## Written exercise
Count every line in the following entries where the word "JSON" appears. Give the count alone.

## Record set
■ ■ ■ ■

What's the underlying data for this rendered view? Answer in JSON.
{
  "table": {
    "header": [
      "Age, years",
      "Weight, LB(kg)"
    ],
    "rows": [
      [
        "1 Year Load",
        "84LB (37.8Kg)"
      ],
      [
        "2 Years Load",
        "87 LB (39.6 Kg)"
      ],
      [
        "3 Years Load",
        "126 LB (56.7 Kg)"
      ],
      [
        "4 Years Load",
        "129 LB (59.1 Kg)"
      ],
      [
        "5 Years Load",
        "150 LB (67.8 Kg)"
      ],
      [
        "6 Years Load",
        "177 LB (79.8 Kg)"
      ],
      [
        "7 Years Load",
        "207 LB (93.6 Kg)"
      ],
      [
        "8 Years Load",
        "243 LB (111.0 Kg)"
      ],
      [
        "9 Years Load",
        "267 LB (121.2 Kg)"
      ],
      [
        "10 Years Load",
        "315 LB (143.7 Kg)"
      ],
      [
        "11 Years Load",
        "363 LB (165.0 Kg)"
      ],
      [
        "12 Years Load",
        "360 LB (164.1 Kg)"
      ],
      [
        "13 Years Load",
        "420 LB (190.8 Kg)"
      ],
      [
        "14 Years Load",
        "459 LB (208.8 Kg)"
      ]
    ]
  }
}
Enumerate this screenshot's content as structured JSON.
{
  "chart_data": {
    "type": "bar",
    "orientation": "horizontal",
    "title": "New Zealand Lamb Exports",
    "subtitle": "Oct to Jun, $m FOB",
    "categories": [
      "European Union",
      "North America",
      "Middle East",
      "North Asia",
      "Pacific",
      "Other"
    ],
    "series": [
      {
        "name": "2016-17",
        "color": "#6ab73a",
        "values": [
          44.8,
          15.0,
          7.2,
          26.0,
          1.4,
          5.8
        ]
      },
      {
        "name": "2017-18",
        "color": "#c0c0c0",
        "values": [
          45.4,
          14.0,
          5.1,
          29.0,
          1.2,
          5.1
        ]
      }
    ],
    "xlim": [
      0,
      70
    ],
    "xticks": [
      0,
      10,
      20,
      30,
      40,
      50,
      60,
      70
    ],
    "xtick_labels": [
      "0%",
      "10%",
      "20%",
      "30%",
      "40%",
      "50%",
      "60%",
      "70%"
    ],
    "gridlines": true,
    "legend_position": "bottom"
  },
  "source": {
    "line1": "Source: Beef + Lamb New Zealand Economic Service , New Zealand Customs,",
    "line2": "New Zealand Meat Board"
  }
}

■ ■ ■ ■

## Answer to this task
2